>> BEGIN Material provided

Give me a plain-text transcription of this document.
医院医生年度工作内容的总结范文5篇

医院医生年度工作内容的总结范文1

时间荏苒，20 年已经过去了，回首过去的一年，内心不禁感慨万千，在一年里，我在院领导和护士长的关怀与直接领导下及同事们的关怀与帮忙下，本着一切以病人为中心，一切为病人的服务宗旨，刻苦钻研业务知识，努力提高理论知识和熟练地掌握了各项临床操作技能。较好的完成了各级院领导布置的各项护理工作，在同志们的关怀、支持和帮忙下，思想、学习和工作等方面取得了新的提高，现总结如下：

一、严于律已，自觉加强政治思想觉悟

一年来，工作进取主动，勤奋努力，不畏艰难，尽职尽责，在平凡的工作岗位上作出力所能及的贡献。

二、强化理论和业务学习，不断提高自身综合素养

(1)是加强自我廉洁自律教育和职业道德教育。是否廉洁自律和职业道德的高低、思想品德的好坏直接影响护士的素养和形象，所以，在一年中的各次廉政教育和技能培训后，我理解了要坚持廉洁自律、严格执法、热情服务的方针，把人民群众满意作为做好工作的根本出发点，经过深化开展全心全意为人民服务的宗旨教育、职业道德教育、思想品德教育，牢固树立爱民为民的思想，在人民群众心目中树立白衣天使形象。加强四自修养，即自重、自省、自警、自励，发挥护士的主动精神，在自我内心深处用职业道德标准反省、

>> END Material provided
>> BEGIN Material provided

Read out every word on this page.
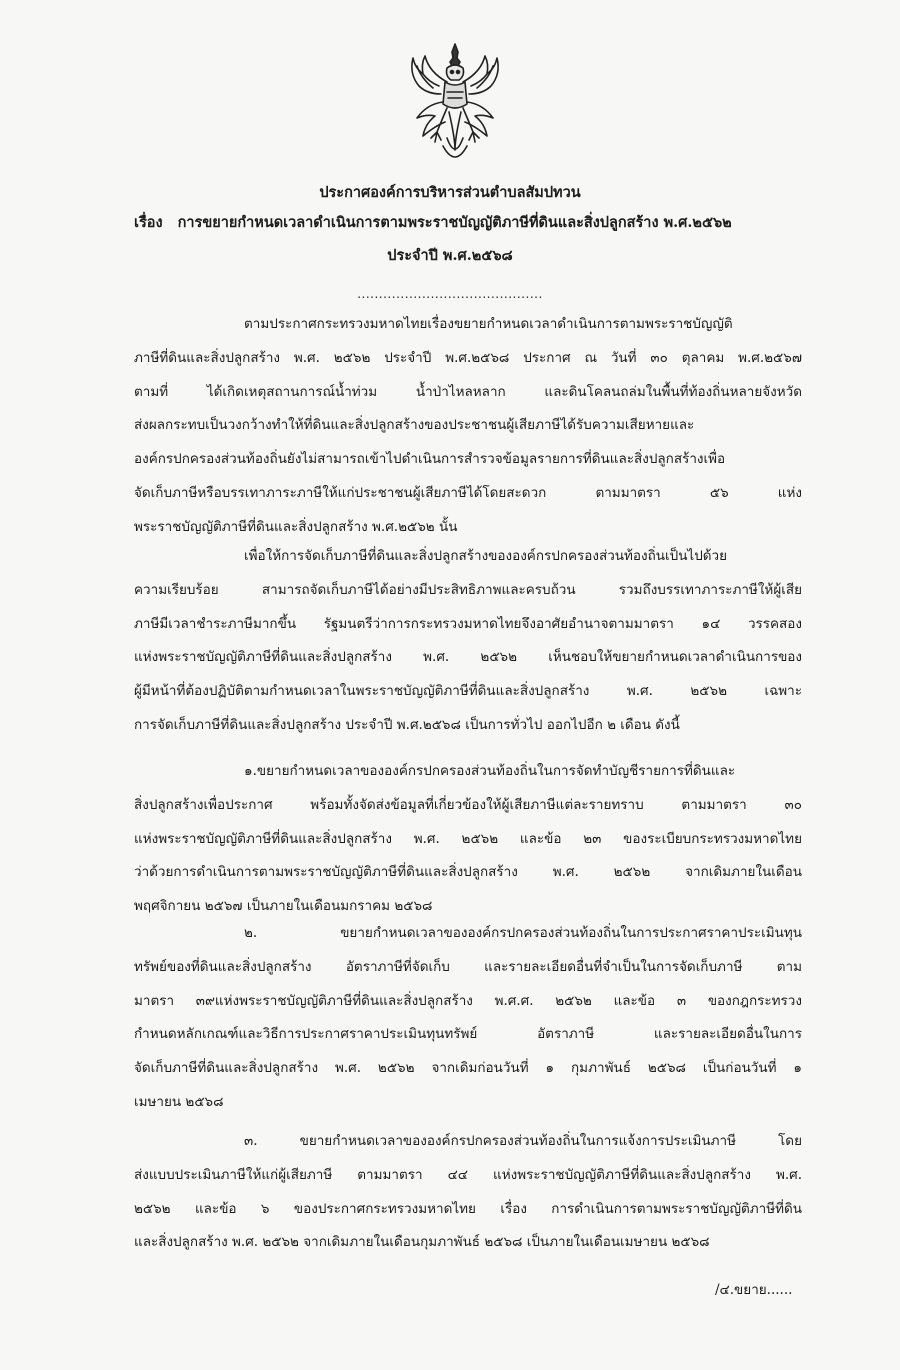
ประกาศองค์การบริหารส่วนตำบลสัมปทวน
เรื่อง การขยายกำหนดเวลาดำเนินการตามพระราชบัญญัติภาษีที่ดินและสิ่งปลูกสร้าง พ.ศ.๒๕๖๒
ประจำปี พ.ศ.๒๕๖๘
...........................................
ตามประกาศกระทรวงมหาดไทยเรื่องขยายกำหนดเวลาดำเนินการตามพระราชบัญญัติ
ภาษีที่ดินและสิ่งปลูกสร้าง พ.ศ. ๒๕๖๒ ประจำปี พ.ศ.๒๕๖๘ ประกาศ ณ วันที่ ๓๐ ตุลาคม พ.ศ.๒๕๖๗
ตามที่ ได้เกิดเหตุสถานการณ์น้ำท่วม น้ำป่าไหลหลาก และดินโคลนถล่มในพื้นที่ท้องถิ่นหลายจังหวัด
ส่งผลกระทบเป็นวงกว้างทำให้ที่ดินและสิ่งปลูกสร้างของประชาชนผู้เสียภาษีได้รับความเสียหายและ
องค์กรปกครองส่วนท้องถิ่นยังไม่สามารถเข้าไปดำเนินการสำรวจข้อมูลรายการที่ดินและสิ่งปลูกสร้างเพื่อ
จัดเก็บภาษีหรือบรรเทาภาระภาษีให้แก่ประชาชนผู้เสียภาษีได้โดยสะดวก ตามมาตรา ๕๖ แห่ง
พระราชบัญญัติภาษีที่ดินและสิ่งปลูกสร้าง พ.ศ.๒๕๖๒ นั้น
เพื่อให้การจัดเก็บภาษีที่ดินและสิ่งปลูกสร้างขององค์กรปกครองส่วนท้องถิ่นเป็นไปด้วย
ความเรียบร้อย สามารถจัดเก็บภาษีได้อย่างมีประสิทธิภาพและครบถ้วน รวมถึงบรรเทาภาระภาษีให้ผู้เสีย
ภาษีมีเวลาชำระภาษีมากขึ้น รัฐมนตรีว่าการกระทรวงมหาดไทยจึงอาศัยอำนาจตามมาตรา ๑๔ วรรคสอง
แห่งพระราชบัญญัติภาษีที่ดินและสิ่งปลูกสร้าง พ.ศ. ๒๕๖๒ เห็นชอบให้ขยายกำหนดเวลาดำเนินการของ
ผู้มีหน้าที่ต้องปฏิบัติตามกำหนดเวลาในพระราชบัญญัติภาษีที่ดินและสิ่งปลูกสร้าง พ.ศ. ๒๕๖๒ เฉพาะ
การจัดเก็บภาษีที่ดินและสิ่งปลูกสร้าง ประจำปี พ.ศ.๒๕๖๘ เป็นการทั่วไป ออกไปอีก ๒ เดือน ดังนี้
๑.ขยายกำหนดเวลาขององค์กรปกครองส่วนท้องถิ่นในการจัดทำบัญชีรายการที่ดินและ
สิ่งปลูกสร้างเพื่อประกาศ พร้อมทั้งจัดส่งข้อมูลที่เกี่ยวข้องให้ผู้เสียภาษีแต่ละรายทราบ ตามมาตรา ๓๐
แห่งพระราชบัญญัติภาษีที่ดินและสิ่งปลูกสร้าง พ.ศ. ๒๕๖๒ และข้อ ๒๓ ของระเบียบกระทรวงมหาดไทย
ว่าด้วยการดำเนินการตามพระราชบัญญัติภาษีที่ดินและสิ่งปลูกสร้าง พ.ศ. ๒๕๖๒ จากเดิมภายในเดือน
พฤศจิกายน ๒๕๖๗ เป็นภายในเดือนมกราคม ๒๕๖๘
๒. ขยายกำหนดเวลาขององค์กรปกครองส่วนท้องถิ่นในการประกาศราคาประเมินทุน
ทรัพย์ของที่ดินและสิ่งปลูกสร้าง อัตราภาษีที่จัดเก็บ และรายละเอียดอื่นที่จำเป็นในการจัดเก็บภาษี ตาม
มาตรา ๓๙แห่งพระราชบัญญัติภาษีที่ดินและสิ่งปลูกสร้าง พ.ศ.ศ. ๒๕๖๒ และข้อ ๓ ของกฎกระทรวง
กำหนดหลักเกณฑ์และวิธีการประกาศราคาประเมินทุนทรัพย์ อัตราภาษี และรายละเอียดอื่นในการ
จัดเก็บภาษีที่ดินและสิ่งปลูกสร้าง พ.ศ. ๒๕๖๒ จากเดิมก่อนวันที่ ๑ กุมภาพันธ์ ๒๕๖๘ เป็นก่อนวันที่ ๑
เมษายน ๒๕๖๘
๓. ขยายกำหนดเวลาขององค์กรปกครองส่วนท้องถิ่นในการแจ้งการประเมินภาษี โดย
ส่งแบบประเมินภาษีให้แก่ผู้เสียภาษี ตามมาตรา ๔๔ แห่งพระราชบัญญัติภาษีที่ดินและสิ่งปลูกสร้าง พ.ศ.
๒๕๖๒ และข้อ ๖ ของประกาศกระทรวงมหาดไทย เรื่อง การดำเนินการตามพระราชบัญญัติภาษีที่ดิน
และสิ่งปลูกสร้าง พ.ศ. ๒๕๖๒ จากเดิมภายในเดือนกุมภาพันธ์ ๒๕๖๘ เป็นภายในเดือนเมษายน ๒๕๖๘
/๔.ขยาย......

>> END Material provided

» **Exercise objective**
Scan the records above for the string "นภาษ", then select every line that holds it.

» **Solution to the problem**
๓. ขยายกำหนดเวลาขององค์กรปกครองส่วนท้องถิ่นในการแจ้งการประเมินภาษี โดย
ส่งแบบประเมินภาษีให้แก่ผู้เสียภาษี ตามมาตรา ๔๔ แห่งพระราชบัญญัติภาษีที่ดินและสิ่งปลูกสร้าง พ.ศ.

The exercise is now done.